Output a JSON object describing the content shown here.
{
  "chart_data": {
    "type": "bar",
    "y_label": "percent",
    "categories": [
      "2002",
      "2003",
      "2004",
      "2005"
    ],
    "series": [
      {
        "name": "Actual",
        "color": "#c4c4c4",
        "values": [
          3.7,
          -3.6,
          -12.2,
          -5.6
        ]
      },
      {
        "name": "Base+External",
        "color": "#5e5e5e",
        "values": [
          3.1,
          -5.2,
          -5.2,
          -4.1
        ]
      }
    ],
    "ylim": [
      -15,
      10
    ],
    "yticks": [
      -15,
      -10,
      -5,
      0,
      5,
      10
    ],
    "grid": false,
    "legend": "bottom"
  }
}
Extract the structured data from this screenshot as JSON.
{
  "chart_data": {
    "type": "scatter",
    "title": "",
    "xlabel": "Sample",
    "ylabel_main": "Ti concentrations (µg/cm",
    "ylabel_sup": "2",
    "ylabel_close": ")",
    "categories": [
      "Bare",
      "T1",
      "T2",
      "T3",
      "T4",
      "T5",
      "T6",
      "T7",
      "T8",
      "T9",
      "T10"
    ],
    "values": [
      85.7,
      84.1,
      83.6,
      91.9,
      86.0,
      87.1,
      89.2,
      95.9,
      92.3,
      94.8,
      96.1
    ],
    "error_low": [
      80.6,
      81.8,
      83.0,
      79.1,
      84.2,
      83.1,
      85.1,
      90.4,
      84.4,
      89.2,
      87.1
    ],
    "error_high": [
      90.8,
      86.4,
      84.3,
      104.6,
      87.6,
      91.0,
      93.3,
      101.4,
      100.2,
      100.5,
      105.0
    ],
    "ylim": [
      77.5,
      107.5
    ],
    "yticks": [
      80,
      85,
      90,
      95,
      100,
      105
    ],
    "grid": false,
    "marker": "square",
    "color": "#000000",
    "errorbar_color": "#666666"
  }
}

* **EXERCISE**
Give the records above again, word for word.

* **TASK OUTPUT**
Output a JSON object describing the content shown here.
{
  "chart_data": {
    "type": "bar",
    "y_label": "percent",
    "categories": [
      "2002",
      "2003",
      "2004",
      "2005"
    ],
    "series": [
      {
        "name": "Actual",
        "color": "#c4c4c4",
        "values": [
          3.7,
          -3.6,
          -12.2,
          -5.6
        ]
      },
      {
        "name": "Base+External",
        "color": "#5e5e5e",
        "values": [
          3.1,
          -5.2,
          -5.2,
          -4.1
        ]
      }
    ],
    "ylim": [
      -15,
      10
    ],
    "yticks": [
      -15,
      -10,
      -5,
      0,
      5,
      10
    ],
    "grid": false,
    "legend": "bottom"
  }
}
Extract the structured data from this screenshot as JSON.
{
  "chart_data": {
    "type": "scatter",
    "title": "",
    "xlabel": "Sample",
    "ylabel_main": "Ti concentrations (µg/cm",
    "ylabel_sup": "2",
    "ylabel_close": ")",
    "categories": [
      "Bare",
      "T1",
      "T2",
      "T3",
      "T4",
      "T5",
      "T6",
      "T7",
      "T8",
      "T9",
      "T10"
    ],
    "values": [
      85.7,
      84.1,
      83.6,
      91.9,
      86.0,
      87.1,
      89.2,
      95.9,
      92.3,
      94.8,
      96.1
    ],
    "error_low": [
      80.6,
      81.8,
      83.0,
      79.1,
      84.2,
      83.1,
      85.1,
      90.4,
      84.4,
      89.2,
      87.1
    ],
    "error_high": [
      90.8,
      86.4,
      84.3,
      104.6,
      87.6,
      91.0,
      93.3,
      101.4,
      100.2,
      100.5,
      105.0
    ],
    "ylim": [
      77.5,
      107.5
    ],
    "yticks": [
      80,
      85,
      90,
      95,
      100,
      105
    ],
    "grid": false,
    "marker": "square",
    "color": "#000000",
    "errorbar_color": "#666666"
  }
}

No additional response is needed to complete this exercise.